[BEGIN Input]

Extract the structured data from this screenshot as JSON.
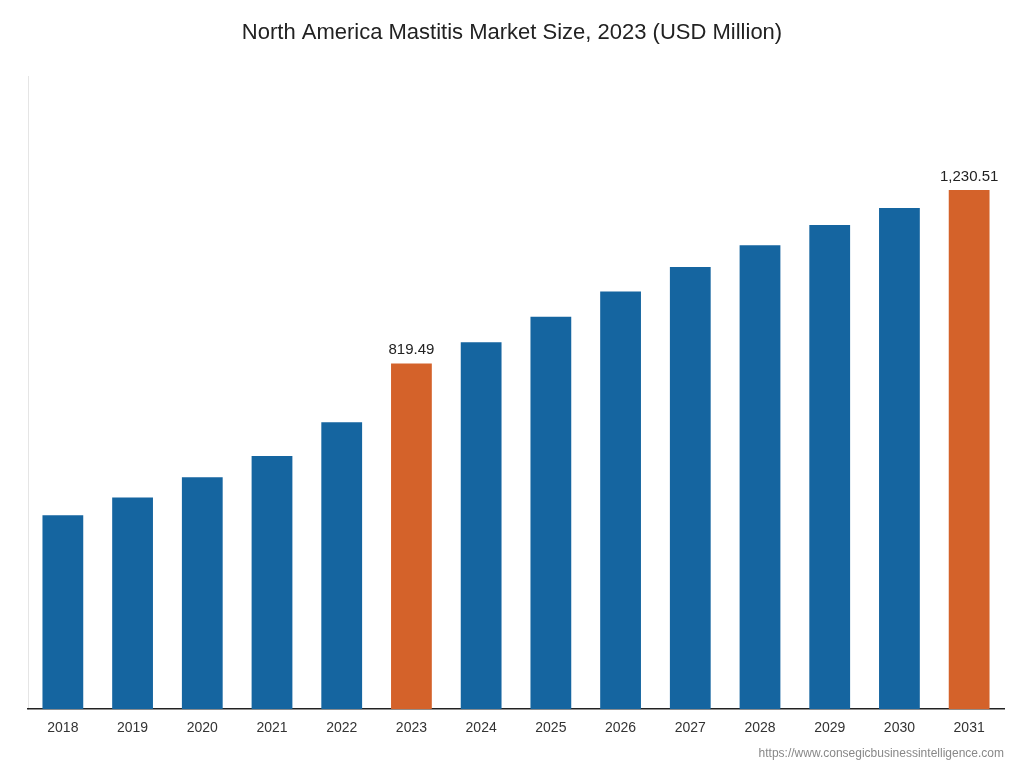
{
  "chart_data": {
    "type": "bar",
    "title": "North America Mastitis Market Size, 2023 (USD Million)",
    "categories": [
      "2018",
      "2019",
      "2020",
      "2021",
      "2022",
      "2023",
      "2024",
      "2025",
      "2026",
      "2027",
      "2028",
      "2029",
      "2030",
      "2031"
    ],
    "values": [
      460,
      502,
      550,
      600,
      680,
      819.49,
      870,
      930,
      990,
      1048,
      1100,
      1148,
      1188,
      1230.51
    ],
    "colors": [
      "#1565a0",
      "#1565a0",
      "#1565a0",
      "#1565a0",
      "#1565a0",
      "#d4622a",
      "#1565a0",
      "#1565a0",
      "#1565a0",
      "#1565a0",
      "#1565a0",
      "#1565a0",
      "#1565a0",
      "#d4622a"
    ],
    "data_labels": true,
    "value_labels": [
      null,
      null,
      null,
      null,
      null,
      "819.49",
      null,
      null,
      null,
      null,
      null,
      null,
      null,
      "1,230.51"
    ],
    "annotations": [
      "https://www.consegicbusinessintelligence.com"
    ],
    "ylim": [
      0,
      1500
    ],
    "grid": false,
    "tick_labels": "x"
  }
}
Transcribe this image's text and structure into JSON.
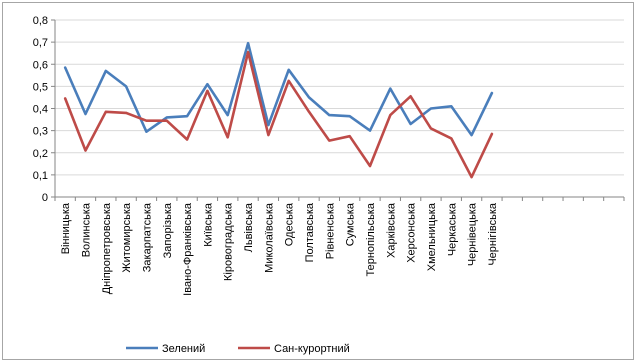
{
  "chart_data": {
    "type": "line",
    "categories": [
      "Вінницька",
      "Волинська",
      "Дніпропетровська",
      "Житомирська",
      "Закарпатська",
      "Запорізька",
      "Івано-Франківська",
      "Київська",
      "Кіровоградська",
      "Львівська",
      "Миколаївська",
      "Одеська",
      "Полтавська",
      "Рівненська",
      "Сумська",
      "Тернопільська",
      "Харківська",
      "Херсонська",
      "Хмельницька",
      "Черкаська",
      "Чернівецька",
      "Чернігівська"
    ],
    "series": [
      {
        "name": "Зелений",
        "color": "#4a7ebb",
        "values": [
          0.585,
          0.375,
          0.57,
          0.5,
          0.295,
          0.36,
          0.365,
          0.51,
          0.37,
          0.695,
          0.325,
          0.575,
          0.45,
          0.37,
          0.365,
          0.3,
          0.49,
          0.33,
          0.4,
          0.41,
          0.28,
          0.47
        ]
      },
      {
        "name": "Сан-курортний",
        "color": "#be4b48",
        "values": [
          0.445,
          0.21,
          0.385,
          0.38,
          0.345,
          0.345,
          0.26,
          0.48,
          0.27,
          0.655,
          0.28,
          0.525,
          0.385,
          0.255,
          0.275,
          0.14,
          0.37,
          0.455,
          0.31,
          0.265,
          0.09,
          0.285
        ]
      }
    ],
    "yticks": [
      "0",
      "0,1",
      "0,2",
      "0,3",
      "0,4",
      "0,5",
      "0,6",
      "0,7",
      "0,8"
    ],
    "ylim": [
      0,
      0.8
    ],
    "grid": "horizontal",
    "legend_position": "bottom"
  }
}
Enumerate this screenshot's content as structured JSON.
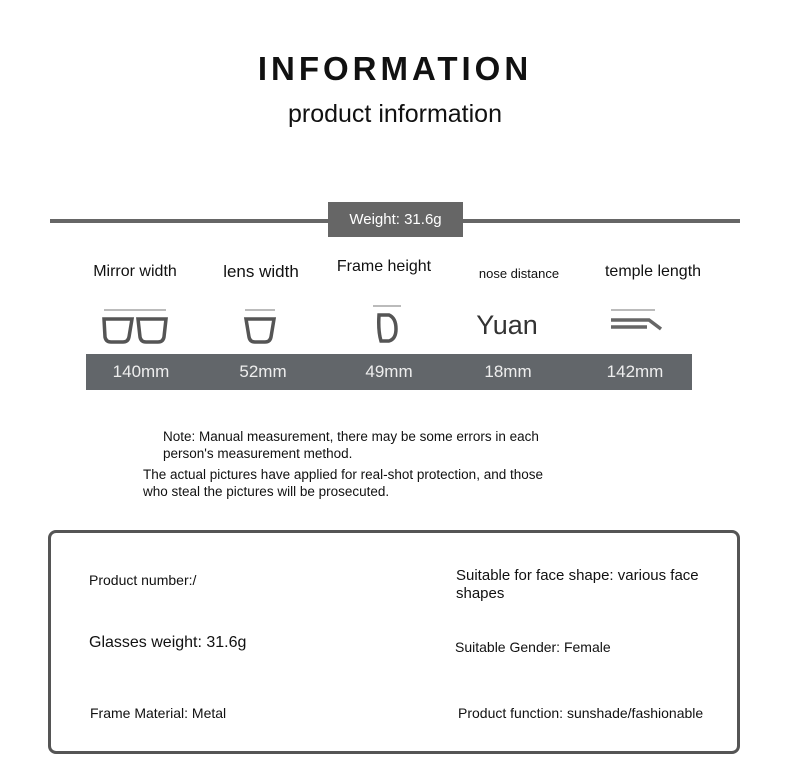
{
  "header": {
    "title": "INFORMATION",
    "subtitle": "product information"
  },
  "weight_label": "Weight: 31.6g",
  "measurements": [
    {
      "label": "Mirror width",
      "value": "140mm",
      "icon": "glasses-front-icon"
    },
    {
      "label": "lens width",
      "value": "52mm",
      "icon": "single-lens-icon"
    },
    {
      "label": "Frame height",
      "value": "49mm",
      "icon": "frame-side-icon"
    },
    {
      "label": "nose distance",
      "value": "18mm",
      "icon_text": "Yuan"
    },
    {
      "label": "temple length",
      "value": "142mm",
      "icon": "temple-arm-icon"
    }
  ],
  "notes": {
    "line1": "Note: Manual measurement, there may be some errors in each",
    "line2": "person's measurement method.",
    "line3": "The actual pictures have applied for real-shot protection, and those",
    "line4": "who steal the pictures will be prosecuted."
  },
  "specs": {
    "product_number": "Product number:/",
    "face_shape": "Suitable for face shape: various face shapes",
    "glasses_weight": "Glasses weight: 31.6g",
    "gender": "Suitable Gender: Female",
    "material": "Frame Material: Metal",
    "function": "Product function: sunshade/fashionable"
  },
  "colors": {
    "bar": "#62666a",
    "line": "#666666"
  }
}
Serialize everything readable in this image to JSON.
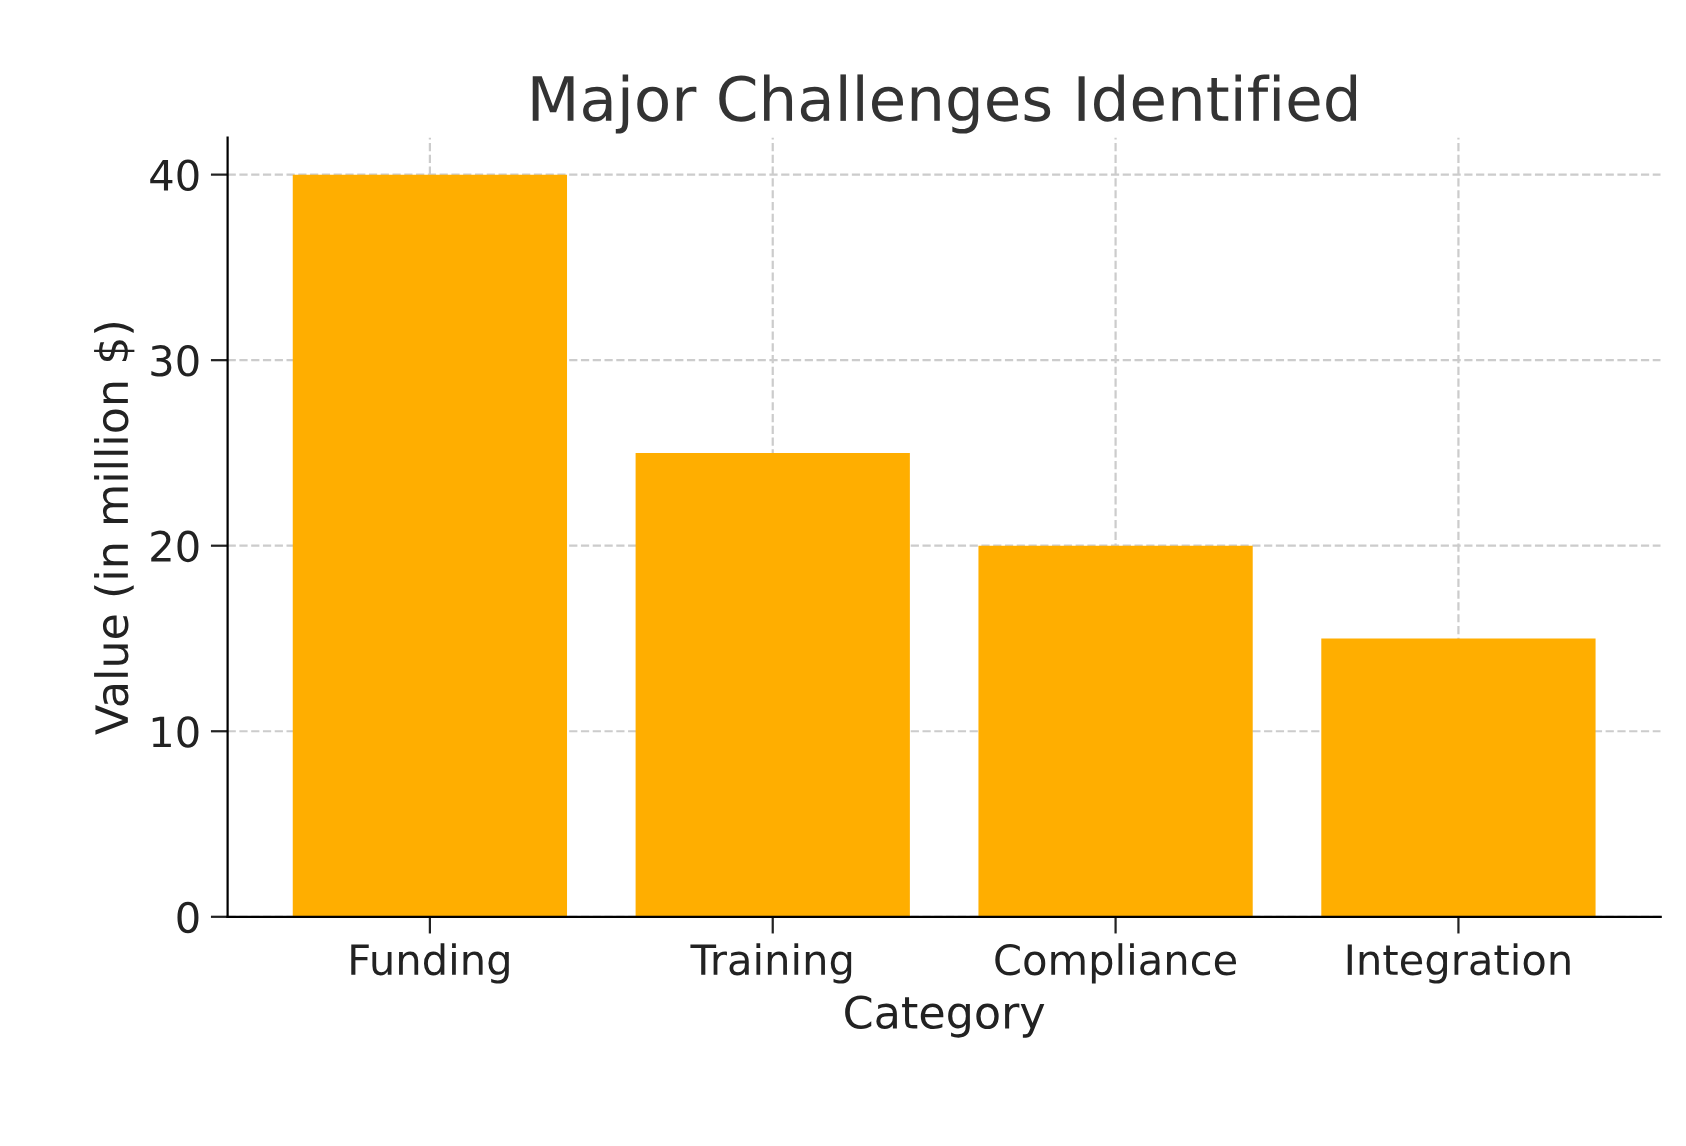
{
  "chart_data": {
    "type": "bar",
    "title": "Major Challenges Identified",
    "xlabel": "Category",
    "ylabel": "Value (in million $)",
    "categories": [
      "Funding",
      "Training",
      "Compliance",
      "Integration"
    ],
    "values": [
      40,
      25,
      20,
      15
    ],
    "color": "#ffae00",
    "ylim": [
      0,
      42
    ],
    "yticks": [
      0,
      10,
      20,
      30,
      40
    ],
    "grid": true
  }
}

[END Input]

> _Given exercise_
Exactly the lines from the one with "Serialize everything readable" through the end of the listing above are to be repeated, with no pictures.

> _Expected answer_
Serialize everything readable in this image to JSON.
{
  "chart_data": {
    "type": "bar",
    "title": "Major Challenges Identified",
    "xlabel": "Category",
    "ylabel": "Value (in million $)",
    "categories": [
      "Funding",
      "Training",
      "Compliance",
      "Integration"
    ],
    "values": [
      40,
      25,
      20,
      15
    ],
    "color": "#ffae00",
    "ylim": [
      0,
      42
    ],
    "yticks": [
      0,
      10,
      20,
      30,
      40
    ],
    "grid": true
  }
}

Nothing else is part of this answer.